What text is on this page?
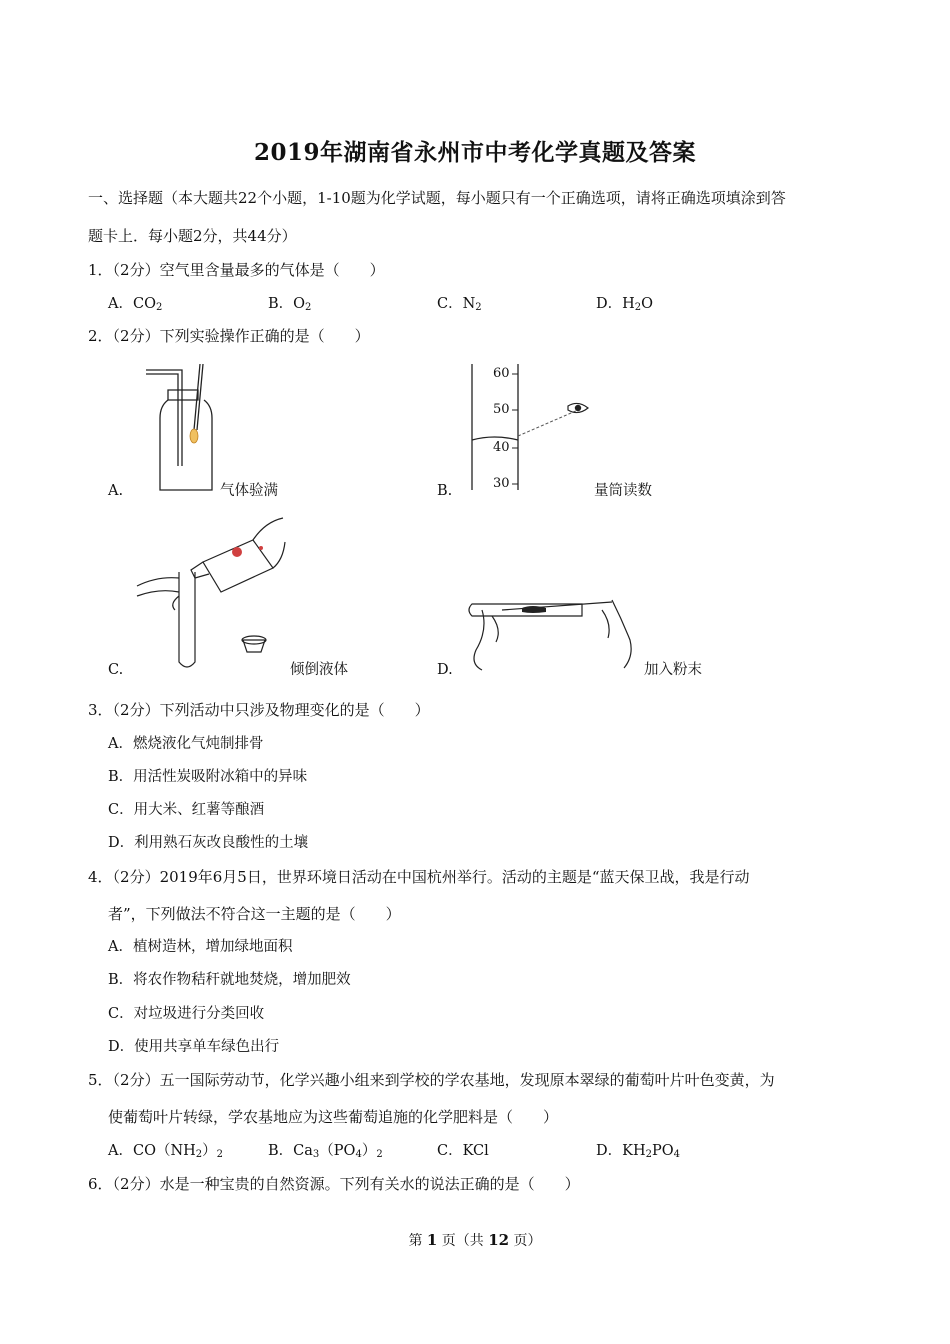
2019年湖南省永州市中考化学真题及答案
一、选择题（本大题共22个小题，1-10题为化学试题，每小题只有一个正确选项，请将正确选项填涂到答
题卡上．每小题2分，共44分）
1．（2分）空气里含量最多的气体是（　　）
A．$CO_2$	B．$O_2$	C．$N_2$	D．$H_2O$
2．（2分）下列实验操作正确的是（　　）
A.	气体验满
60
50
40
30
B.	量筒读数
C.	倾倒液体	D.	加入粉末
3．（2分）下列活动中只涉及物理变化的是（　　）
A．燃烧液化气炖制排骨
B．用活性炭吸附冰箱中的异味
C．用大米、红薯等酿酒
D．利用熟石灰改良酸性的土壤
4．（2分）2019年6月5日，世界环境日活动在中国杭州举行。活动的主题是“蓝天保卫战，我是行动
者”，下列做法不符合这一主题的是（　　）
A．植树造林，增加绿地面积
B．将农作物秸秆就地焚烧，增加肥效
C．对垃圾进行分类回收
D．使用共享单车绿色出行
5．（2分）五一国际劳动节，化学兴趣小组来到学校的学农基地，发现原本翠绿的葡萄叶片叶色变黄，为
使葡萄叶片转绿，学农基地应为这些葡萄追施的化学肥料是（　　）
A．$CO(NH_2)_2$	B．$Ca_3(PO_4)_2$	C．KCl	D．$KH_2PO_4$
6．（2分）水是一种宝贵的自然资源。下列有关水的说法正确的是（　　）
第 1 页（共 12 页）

— DIRECTIONS —
Write out the material above again, word for word, minus its pictures.

— SOLUTION TO THIS PROBLEM —
What text is on this page?
2019年湖南省永州市中考化学真题及答案
一、选择题（本大题共22个小题，1-10题为化学试题，每小题只有一个正确选项，请将正确选项填涂到答
题卡上．每小题2分，共44分）
1．（2分）空气里含量最多的气体是（　　）
A．$CO_2$	B．$O_2$	C．$N_2$	D．$H_2O$
2．（2分）下列实验操作正确的是（　　）
A.	气体验满
60
50
40
30
B.	量筒读数
C.	倾倒液体	D.	加入粉末
3．（2分）下列活动中只涉及物理变化的是（　　）
A．燃烧液化气炖制排骨
B．用活性炭吸附冰箱中的异味
C．用大米、红薯等酿酒
D．利用熟石灰改良酸性的土壤
4．（2分）2019年6月5日，世界环境日活动在中国杭州举行。活动的主题是“蓝天保卫战，我是行动
者”，下列做法不符合这一主题的是（　　）
A．植树造林，增加绿地面积
B．将农作物秸秆就地焚烧，增加肥效
C．对垃圾进行分类回收
D．使用共享单车绿色出行
5．（2分）五一国际劳动节，化学兴趣小组来到学校的学农基地，发现原本翠绿的葡萄叶片叶色变黄，为
使葡萄叶片转绿，学农基地应为这些葡萄追施的化学肥料是（　　）
A．$CO(NH_2)_2$	B．$Ca_3(PO_4)_2$	C．KCl	D．$KH_2PO_4$
6．（2分）水是一种宝贵的自然资源。下列有关水的说法正确的是（　　）
第 1 页（共 12 页）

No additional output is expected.